__Aim of the exercise__:
Copy out each line containing "活动内容" from the entries below.

Source data:
= = = =
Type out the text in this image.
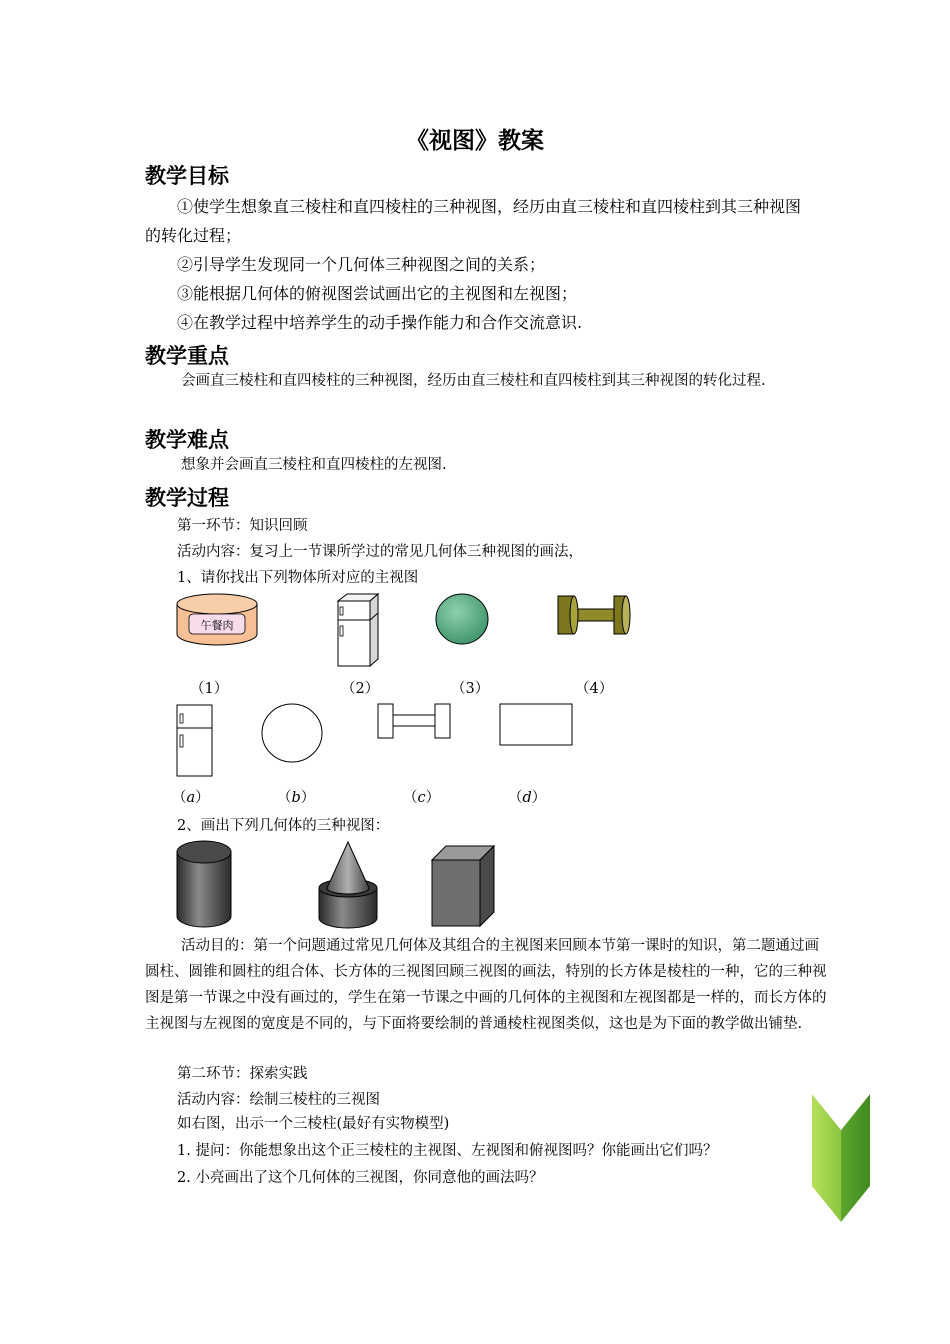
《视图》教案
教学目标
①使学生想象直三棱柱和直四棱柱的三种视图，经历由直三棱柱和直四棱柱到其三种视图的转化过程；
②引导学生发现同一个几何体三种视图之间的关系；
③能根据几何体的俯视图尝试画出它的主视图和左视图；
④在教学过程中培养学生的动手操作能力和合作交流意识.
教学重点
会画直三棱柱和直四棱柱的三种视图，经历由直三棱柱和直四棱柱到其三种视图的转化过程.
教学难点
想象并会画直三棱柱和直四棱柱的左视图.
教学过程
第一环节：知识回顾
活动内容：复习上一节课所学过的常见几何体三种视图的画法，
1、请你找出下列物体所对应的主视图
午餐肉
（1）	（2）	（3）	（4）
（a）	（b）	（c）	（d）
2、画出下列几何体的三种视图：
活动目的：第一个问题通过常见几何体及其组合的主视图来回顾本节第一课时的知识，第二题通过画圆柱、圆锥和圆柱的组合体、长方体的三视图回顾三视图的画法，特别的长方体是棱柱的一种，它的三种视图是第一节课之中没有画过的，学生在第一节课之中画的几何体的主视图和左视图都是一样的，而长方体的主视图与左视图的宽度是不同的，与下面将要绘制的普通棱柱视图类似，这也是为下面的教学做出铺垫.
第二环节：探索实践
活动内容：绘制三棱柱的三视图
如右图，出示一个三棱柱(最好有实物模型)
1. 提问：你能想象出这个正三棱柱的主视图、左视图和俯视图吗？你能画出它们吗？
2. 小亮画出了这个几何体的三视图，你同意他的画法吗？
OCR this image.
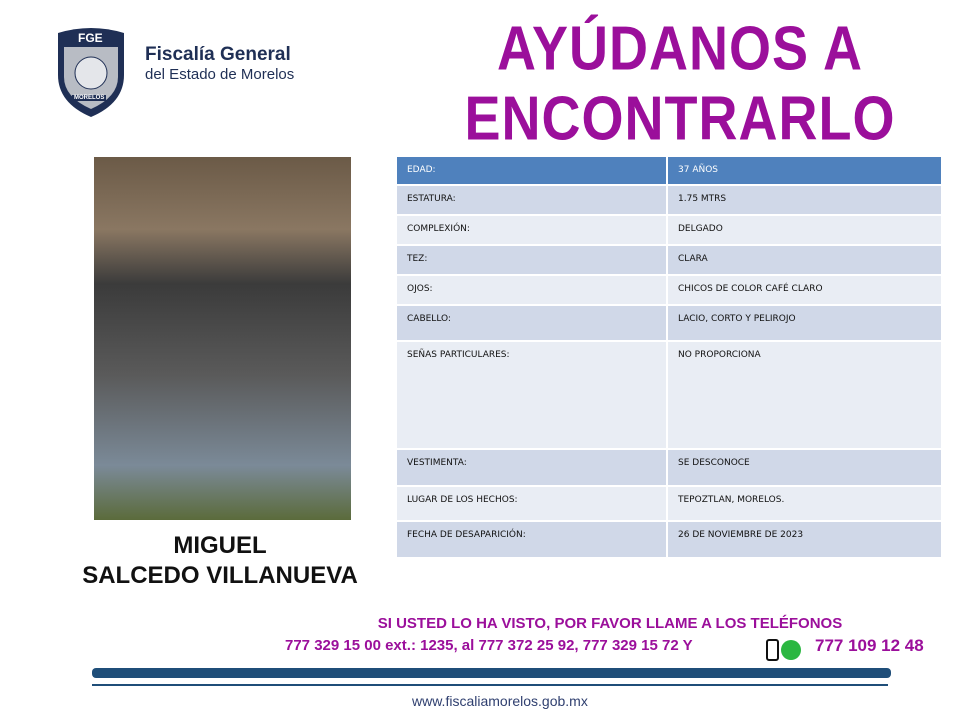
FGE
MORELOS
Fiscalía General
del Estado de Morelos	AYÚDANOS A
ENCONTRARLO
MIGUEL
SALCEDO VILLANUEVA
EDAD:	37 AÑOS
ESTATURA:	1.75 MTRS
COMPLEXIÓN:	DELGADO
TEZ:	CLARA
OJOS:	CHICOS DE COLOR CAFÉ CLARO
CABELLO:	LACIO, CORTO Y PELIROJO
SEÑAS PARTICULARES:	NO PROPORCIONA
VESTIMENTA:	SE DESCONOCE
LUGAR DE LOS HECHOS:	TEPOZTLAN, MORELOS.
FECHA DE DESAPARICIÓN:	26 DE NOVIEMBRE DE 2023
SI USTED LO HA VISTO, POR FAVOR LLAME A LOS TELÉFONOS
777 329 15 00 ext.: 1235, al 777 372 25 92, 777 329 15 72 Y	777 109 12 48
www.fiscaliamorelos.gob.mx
= = = =
__Solution to this problem__:
活动内容：复习上一节课所学过的常见几何体三种视图的画法，
活动内容：绘制三棱柱的三视图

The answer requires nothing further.